• _Job_: Give the data below again exactly as it stands. Omit the pictures.

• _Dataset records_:
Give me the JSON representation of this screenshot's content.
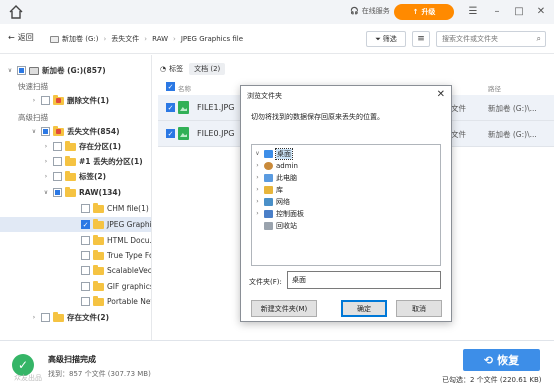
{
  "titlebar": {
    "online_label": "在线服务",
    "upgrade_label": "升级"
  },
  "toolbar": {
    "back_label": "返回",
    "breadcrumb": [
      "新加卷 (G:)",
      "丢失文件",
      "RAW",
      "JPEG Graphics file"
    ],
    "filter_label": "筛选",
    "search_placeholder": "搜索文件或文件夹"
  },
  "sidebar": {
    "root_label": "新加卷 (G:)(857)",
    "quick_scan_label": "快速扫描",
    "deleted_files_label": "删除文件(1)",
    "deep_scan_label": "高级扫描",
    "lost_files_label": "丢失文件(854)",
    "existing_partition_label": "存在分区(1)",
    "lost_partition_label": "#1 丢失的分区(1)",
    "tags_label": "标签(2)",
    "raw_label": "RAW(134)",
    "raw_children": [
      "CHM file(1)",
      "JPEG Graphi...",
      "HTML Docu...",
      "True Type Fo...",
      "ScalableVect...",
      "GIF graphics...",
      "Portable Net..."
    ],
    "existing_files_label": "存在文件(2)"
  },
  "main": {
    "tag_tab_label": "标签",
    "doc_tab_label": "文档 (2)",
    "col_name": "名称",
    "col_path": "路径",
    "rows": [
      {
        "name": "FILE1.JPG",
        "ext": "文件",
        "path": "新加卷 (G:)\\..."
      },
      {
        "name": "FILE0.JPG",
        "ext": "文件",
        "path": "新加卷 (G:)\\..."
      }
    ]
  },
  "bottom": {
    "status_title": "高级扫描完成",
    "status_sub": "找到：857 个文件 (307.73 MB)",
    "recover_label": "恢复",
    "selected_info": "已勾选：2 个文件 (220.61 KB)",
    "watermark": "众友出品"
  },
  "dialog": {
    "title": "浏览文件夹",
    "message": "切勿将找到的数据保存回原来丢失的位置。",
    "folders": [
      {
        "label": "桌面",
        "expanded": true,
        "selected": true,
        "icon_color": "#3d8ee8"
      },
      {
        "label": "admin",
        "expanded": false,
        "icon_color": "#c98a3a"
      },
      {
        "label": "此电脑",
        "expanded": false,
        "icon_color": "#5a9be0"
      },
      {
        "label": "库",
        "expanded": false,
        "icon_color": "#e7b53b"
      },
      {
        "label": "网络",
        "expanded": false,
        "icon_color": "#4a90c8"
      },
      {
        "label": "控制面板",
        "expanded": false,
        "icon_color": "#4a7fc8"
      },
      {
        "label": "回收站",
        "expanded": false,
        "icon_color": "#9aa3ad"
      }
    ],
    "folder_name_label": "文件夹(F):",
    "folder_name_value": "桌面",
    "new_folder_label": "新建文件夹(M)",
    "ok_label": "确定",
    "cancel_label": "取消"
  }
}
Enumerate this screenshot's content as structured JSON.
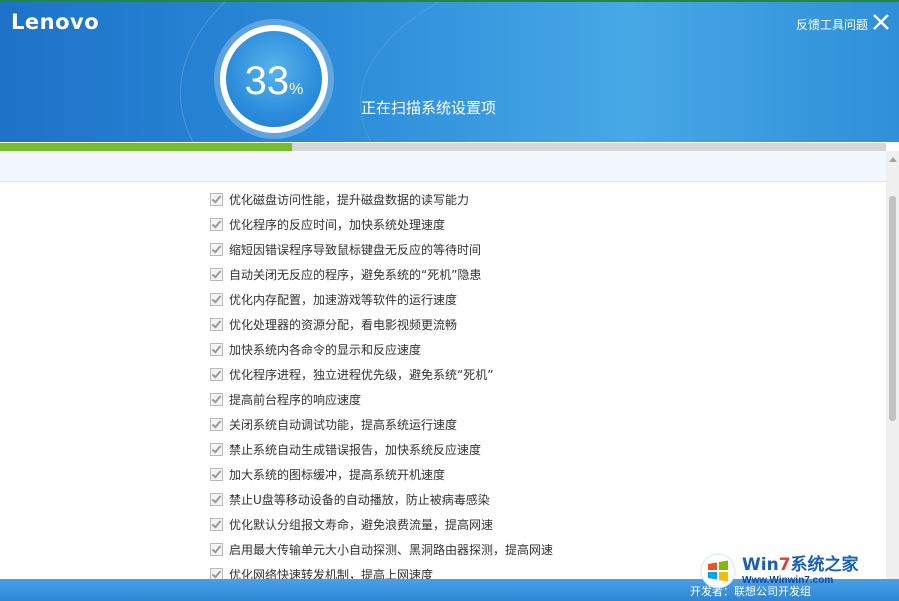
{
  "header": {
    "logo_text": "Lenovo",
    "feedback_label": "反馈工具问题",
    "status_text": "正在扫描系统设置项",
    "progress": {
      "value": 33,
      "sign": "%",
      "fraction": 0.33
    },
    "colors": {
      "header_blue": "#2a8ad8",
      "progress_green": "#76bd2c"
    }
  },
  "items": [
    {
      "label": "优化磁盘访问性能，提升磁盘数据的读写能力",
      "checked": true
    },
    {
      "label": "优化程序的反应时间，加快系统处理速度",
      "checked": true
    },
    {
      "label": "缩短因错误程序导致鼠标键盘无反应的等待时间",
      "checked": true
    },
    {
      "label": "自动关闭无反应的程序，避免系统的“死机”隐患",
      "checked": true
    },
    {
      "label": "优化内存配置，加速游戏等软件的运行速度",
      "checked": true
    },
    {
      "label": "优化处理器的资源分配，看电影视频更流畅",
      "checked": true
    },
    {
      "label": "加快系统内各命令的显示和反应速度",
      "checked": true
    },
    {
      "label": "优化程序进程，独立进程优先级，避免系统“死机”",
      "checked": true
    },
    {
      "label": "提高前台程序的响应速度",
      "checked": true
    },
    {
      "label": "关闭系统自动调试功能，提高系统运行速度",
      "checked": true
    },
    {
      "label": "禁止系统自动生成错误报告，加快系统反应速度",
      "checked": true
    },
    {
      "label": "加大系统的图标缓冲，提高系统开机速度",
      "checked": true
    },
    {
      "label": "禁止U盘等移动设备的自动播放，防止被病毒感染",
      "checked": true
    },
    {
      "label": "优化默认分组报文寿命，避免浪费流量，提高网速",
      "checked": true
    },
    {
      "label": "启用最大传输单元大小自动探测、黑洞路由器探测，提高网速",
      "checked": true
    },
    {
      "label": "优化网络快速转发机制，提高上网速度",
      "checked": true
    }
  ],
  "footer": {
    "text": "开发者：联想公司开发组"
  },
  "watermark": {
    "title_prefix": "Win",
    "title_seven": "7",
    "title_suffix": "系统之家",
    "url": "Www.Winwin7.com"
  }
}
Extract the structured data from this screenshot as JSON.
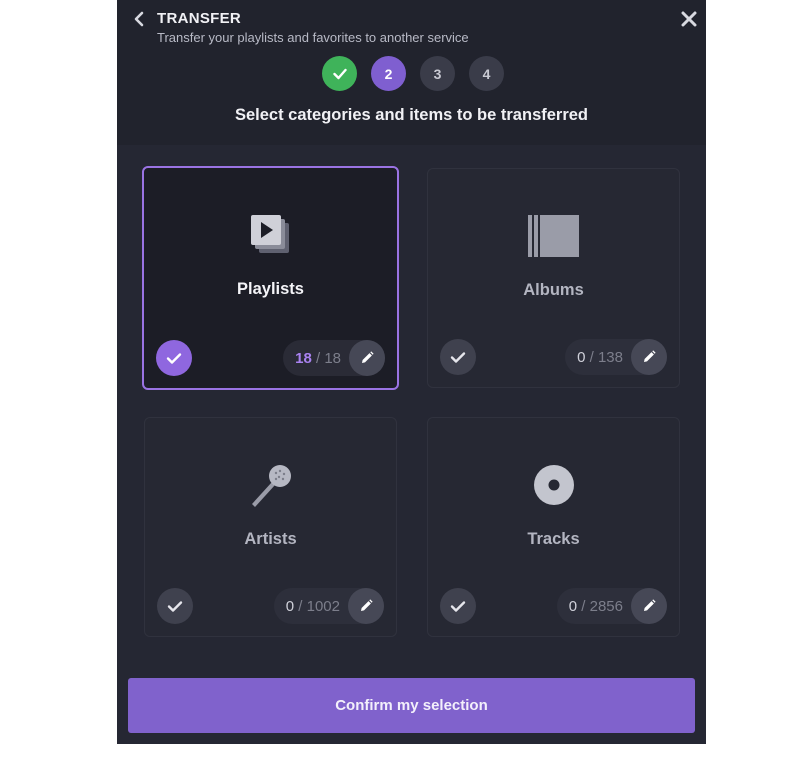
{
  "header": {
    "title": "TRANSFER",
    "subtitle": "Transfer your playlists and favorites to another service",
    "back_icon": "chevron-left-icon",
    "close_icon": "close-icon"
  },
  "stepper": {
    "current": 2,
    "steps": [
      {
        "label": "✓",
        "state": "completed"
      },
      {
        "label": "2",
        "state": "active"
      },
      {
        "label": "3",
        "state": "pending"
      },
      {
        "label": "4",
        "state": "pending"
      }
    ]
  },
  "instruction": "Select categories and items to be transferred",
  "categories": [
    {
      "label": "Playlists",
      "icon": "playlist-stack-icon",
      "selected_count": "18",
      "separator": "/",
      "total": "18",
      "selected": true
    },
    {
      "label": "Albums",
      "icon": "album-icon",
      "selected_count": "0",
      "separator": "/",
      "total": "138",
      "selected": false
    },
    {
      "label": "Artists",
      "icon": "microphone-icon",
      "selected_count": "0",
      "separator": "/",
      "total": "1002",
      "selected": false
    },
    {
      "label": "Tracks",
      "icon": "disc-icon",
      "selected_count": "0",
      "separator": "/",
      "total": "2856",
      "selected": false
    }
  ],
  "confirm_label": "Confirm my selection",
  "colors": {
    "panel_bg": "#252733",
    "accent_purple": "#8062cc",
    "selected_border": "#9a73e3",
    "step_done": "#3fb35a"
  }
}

• _Solution_:
Give me the JSON representation of this screenshot's content.
{
  "titlebar": {
    "online_label": "在线服务",
    "upgrade_label": "升级"
  },
  "toolbar": {
    "back_label": "返回",
    "breadcrumb": [
      "新加卷 (G:)",
      "丢失文件",
      "RAW",
      "JPEG Graphics file"
    ],
    "filter_label": "筛选",
    "search_placeholder": "搜索文件或文件夹"
  },
  "sidebar": {
    "root_label": "新加卷 (G:)(857)",
    "quick_scan_label": "快速扫描",
    "deleted_files_label": "删除文件(1)",
    "deep_scan_label": "高级扫描",
    "lost_files_label": "丢失文件(854)",
    "existing_partition_label": "存在分区(1)",
    "lost_partition_label": "#1 丢失的分区(1)",
    "tags_label": "标签(2)",
    "raw_label": "RAW(134)",
    "raw_children": [
      "CHM file(1)",
      "JPEG Graphi...",
      "HTML Docu...",
      "True Type Fo...",
      "ScalableVect...",
      "GIF graphics...",
      "Portable Net..."
    ],
    "existing_files_label": "存在文件(2)"
  },
  "main": {
    "tag_tab_label": "标签",
    "doc_tab_label": "文档 (2)",
    "col_name": "名称",
    "col_path": "路径",
    "rows": [
      {
        "name": "FILE1.JPG",
        "ext": "文件",
        "path": "新加卷 (G:)\\..."
      },
      {
        "name": "FILE0.JPG",
        "ext": "文件",
        "path": "新加卷 (G:)\\..."
      }
    ]
  },
  "bottom": {
    "status_title": "高级扫描完成",
    "status_sub": "找到：857 个文件 (307.73 MB)",
    "recover_label": "恢复",
    "selected_info": "已勾选：2 个文件 (220.61 KB)",
    "watermark": "众友出品"
  },
  "dialog": {
    "title": "浏览文件夹",
    "message": "切勿将找到的数据保存回原来丢失的位置。",
    "folders": [
      {
        "label": "桌面",
        "expanded": true,
        "selected": true,
        "icon_color": "#3d8ee8"
      },
      {
        "label": "admin",
        "expanded": false,
        "icon_color": "#c98a3a"
      },
      {
        "label": "此电脑",
        "expanded": false,
        "icon_color": "#5a9be0"
      },
      {
        "label": "库",
        "expanded": false,
        "icon_color": "#e7b53b"
      },
      {
        "label": "网络",
        "expanded": false,
        "icon_color": "#4a90c8"
      },
      {
        "label": "控制面板",
        "expanded": false,
        "icon_color": "#4a7fc8"
      },
      {
        "label": "回收站",
        "expanded": false,
        "icon_color": "#9aa3ad"
      }
    ],
    "folder_name_label": "文件夹(F):",
    "folder_name_value": "桌面",
    "new_folder_label": "新建文件夹(M)",
    "ok_label": "确定",
    "cancel_label": "取消"
  }
}
Enumerate this screenshot's content as structured JSON.
{
  "header": {
    "logo_text": "Lenovo",
    "feedback_label": "反馈工具问题",
    "status_text": "正在扫描系统设置项",
    "progress": {
      "value": 33,
      "sign": "%",
      "fraction": 0.33
    },
    "colors": {
      "header_blue": "#2a8ad8",
      "progress_green": "#76bd2c"
    }
  },
  "items": [
    {
      "label": "优化磁盘访问性能，提升磁盘数据的读写能力",
      "checked": true
    },
    {
      "label": "优化程序的反应时间，加快系统处理速度",
      "checked": true
    },
    {
      "label": "缩短因错误程序导致鼠标键盘无反应的等待时间",
      "checked": true
    },
    {
      "label": "自动关闭无反应的程序，避免系统的“死机”隐患",
      "checked": true
    },
    {
      "label": "优化内存配置，加速游戏等软件的运行速度",
      "checked": true
    },
    {
      "label": "优化处理器的资源分配，看电影视频更流畅",
      "checked": true
    },
    {
      "label": "加快系统内各命令的显示和反应速度",
      "checked": true
    },
    {
      "label": "优化程序进程，独立进程优先级，避免系统“死机”",
      "checked": true
    },
    {
      "label": "提高前台程序的响应速度",
      "checked": true
    },
    {
      "label": "关闭系统自动调试功能，提高系统运行速度",
      "checked": true
    },
    {
      "label": "禁止系统自动生成错误报告，加快系统反应速度",
      "checked": true
    },
    {
      "label": "加大系统的图标缓冲，提高系统开机速度",
      "checked": true
    },
    {
      "label": "禁止U盘等移动设备的自动播放，防止被病毒感染",
      "checked": true
    },
    {
      "label": "优化默认分组报文寿命，避免浪费流量，提高网速",
      "checked": true
    },
    {
      "label": "启用最大传输单元大小自动探测、黑洞路由器探测，提高网速",
      "checked": true
    },
    {
      "label": "优化网络快速转发机制，提高上网速度",
      "checked": true
    }
  ],
  "footer": {
    "text": "开发者：联想公司开发组"
  },
  "watermark": {
    "title_prefix": "Win",
    "title_seven": "7",
    "title_suffix": "系统之家",
    "url": "Www.Winwin7.com"
  }
}
Extract the structured data from this screenshot as JSON.
{
  "header": {
    "title": "TRANSFER",
    "subtitle": "Transfer your playlists and favorites to another service",
    "back_icon": "chevron-left-icon",
    "close_icon": "close-icon"
  },
  "stepper": {
    "current": 2,
    "steps": [
      {
        "label": "✓",
        "state": "completed"
      },
      {
        "label": "2",
        "state": "active"
      },
      {
        "label": "3",
        "state": "pending"
      },
      {
        "label": "4",
        "state": "pending"
      }
    ]
  },
  "instruction": "Select categories and items to be transferred",
  "categories": [
    {
      "label": "Playlists",
      "icon": "playlist-stack-icon",
      "selected_count": "18",
      "separator": "/",
      "total": "18",
      "selected": true
    },
    {
      "label": "Albums",
      "icon": "album-icon",
      "selected_count": "0",
      "separator": "/",
      "total": "138",
      "selected": false
    },
    {
      "label": "Artists",
      "icon": "microphone-icon",
      "selected_count": "0",
      "separator": "/",
      "total": "1002",
      "selected": false
    },
    {
      "label": "Tracks",
      "icon": "disc-icon",
      "selected_count": "0",
      "separator": "/",
      "total": "2856",
      "selected": false
    }
  ],
  "confirm_label": "Confirm my selection",
  "colors": {
    "panel_bg": "#252733",
    "accent_purple": "#8062cc",
    "selected_border": "#9a73e3",
    "step_done": "#3fb35a"
  }
}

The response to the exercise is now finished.